Excerpts from a figure dataset:
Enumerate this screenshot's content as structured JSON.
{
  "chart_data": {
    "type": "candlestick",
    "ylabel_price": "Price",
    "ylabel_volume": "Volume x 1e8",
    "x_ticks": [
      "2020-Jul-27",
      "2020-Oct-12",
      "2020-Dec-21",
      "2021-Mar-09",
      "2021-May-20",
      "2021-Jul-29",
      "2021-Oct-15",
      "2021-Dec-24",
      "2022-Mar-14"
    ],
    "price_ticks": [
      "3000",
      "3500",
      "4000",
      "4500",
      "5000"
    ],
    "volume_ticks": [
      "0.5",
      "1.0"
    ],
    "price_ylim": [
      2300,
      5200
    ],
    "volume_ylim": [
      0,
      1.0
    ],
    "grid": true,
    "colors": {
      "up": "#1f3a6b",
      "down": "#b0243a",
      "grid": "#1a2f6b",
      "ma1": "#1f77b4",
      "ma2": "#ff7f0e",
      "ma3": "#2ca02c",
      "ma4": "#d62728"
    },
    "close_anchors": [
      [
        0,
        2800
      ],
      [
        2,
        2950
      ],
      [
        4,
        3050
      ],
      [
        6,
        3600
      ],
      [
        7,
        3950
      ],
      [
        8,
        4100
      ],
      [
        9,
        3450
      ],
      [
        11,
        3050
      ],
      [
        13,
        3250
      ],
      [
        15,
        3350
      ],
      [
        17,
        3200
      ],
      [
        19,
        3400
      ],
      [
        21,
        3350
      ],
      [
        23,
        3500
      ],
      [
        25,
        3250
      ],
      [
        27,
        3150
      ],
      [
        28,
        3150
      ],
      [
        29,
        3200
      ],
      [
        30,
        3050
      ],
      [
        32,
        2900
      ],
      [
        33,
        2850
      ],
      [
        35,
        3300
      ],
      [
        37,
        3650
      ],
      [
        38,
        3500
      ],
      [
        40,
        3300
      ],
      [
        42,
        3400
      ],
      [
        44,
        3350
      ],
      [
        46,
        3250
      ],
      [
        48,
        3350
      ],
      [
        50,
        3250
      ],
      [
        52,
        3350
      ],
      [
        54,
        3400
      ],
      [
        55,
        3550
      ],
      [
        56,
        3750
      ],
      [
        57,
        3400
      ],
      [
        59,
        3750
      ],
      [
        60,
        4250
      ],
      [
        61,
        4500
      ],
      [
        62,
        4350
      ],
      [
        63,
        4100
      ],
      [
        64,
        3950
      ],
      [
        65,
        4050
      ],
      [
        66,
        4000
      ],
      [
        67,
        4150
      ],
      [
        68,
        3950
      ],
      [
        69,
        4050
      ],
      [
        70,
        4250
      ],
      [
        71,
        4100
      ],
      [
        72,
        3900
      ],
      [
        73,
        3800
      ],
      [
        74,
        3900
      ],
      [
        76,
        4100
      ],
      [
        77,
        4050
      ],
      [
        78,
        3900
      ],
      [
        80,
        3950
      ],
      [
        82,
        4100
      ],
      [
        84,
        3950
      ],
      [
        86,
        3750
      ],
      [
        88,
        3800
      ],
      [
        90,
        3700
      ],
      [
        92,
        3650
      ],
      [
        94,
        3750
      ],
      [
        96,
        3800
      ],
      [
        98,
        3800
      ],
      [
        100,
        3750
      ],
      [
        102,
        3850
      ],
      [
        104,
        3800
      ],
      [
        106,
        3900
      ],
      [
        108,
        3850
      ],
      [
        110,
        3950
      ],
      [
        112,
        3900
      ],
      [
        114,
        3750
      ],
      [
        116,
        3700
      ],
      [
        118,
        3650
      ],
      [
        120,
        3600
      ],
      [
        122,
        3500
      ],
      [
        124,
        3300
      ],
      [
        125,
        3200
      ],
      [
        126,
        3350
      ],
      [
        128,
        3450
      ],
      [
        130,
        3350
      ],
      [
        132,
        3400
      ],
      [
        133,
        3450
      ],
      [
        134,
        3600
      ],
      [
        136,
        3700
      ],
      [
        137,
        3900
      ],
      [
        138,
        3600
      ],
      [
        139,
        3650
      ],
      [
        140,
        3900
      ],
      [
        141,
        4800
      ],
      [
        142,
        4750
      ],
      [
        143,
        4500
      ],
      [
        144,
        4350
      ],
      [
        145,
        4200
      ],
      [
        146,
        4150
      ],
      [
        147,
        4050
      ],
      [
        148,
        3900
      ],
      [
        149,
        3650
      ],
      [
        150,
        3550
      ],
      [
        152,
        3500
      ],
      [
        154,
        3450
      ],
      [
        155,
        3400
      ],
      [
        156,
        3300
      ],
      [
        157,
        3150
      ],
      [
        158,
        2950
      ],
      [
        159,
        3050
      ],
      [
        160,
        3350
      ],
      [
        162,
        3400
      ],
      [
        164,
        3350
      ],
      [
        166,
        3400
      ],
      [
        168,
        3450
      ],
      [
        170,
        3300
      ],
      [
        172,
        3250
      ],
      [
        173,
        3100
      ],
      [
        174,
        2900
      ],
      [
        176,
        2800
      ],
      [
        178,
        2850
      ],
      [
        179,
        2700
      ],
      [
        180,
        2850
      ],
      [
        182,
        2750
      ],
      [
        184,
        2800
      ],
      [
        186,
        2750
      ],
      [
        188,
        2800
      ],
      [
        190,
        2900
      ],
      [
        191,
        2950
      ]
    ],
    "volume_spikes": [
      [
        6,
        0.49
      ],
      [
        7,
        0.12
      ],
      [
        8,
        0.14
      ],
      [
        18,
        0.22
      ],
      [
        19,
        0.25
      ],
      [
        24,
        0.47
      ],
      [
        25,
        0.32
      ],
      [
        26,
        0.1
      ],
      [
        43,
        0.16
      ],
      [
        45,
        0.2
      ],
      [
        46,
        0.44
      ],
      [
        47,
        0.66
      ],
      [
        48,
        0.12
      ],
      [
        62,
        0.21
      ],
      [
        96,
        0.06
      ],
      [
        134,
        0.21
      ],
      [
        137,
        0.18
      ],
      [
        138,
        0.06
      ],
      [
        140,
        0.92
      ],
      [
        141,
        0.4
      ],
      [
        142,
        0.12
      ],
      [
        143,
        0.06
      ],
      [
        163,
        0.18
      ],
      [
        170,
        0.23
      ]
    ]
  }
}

▶ [Direction]: From the records above, extract everything verbatim.

▶ [Expected answer]:
Enumerate this screenshot's content as structured JSON.
{
  "chart_data": {
    "type": "candlestick",
    "ylabel_price": "Price",
    "ylabel_volume": "Volume x 1e8",
    "x_ticks": [
      "2020-Jul-27",
      "2020-Oct-12",
      "2020-Dec-21",
      "2021-Mar-09",
      "2021-May-20",
      "2021-Jul-29",
      "2021-Oct-15",
      "2021-Dec-24",
      "2022-Mar-14"
    ],
    "price_ticks": [
      "3000",
      "3500",
      "4000",
      "4500",
      "5000"
    ],
    "volume_ticks": [
      "0.5",
      "1.0"
    ],
    "price_ylim": [
      2300,
      5200
    ],
    "volume_ylim": [
      0,
      1.0
    ],
    "grid": true,
    "colors": {
      "up": "#1f3a6b",
      "down": "#b0243a",
      "grid": "#1a2f6b",
      "ma1": "#1f77b4",
      "ma2": "#ff7f0e",
      "ma3": "#2ca02c",
      "ma4": "#d62728"
    },
    "close_anchors": [
      [
        0,
        2800
      ],
      [
        2,
        2950
      ],
      [
        4,
        3050
      ],
      [
        6,
        3600
      ],
      [
        7,
        3950
      ],
      [
        8,
        4100
      ],
      [
        9,
        3450
      ],
      [
        11,
        3050
      ],
      [
        13,
        3250
      ],
      [
        15,
        3350
      ],
      [
        17,
        3200
      ],
      [
        19,
        3400
      ],
      [
        21,
        3350
      ],
      [
        23,
        3500
      ],
      [
        25,
        3250
      ],
      [
        27,
        3150
      ],
      [
        28,
        3150
      ],
      [
        29,
        3200
      ],
      [
        30,
        3050
      ],
      [
        32,
        2900
      ],
      [
        33,
        2850
      ],
      [
        35,
        3300
      ],
      [
        37,
        3650
      ],
      [
        38,
        3500
      ],
      [
        40,
        3300
      ],
      [
        42,
        3400
      ],
      [
        44,
        3350
      ],
      [
        46,
        3250
      ],
      [
        48,
        3350
      ],
      [
        50,
        3250
      ],
      [
        52,
        3350
      ],
      [
        54,
        3400
      ],
      [
        55,
        3550
      ],
      [
        56,
        3750
      ],
      [
        57,
        3400
      ],
      [
        59,
        3750
      ],
      [
        60,
        4250
      ],
      [
        61,
        4500
      ],
      [
        62,
        4350
      ],
      [
        63,
        4100
      ],
      [
        64,
        3950
      ],
      [
        65,
        4050
      ],
      [
        66,
        4000
      ],
      [
        67,
        4150
      ],
      [
        68,
        3950
      ],
      [
        69,
        4050
      ],
      [
        70,
        4250
      ],
      [
        71,
        4100
      ],
      [
        72,
        3900
      ],
      [
        73,
        3800
      ],
      [
        74,
        3900
      ],
      [
        76,
        4100
      ],
      [
        77,
        4050
      ],
      [
        78,
        3900
      ],
      [
        80,
        3950
      ],
      [
        82,
        4100
      ],
      [
        84,
        3950
      ],
      [
        86,
        3750
      ],
      [
        88,
        3800
      ],
      [
        90,
        3700
      ],
      [
        92,
        3650
      ],
      [
        94,
        3750
      ],
      [
        96,
        3800
      ],
      [
        98,
        3800
      ],
      [
        100,
        3750
      ],
      [
        102,
        3850
      ],
      [
        104,
        3800
      ],
      [
        106,
        3900
      ],
      [
        108,
        3850
      ],
      [
        110,
        3950
      ],
      [
        112,
        3900
      ],
      [
        114,
        3750
      ],
      [
        116,
        3700
      ],
      [
        118,
        3650
      ],
      [
        120,
        3600
      ],
      [
        122,
        3500
      ],
      [
        124,
        3300
      ],
      [
        125,
        3200
      ],
      [
        126,
        3350
      ],
      [
        128,
        3450
      ],
      [
        130,
        3350
      ],
      [
        132,
        3400
      ],
      [
        133,
        3450
      ],
      [
        134,
        3600
      ],
      [
        136,
        3700
      ],
      [
        137,
        3900
      ],
      [
        138,
        3600
      ],
      [
        139,
        3650
      ],
      [
        140,
        3900
      ],
      [
        141,
        4800
      ],
      [
        142,
        4750
      ],
      [
        143,
        4500
      ],
      [
        144,
        4350
      ],
      [
        145,
        4200
      ],
      [
        146,
        4150
      ],
      [
        147,
        4050
      ],
      [
        148,
        3900
      ],
      [
        149,
        3650
      ],
      [
        150,
        3550
      ],
      [
        152,
        3500
      ],
      [
        154,
        3450
      ],
      [
        155,
        3400
      ],
      [
        156,
        3300
      ],
      [
        157,
        3150
      ],
      [
        158,
        2950
      ],
      [
        159,
        3050
      ],
      [
        160,
        3350
      ],
      [
        162,
        3400
      ],
      [
        164,
        3350
      ],
      [
        166,
        3400
      ],
      [
        168,
        3450
      ],
      [
        170,
        3300
      ],
      [
        172,
        3250
      ],
      [
        173,
        3100
      ],
      [
        174,
        2900
      ],
      [
        176,
        2800
      ],
      [
        178,
        2850
      ],
      [
        179,
        2700
      ],
      [
        180,
        2850
      ],
      [
        182,
        2750
      ],
      [
        184,
        2800
      ],
      [
        186,
        2750
      ],
      [
        188,
        2800
      ],
      [
        190,
        2900
      ],
      [
        191,
        2950
      ]
    ],
    "volume_spikes": [
      [
        6,
        0.49
      ],
      [
        7,
        0.12
      ],
      [
        8,
        0.14
      ],
      [
        18,
        0.22
      ],
      [
        19,
        0.25
      ],
      [
        24,
        0.47
      ],
      [
        25,
        0.32
      ],
      [
        26,
        0.1
      ],
      [
        43,
        0.16
      ],
      [
        45,
        0.2
      ],
      [
        46,
        0.44
      ],
      [
        47,
        0.66
      ],
      [
        48,
        0.12
      ],
      [
        62,
        0.21
      ],
      [
        96,
        0.06
      ],
      [
        134,
        0.21
      ],
      [
        137,
        0.18
      ],
      [
        138,
        0.06
      ],
      [
        140,
        0.92
      ],
      [
        141,
        0.4
      ],
      [
        142,
        0.12
      ],
      [
        143,
        0.06
      ],
      [
        163,
        0.18
      ],
      [
        170,
        0.23
      ]
    ]
  }
}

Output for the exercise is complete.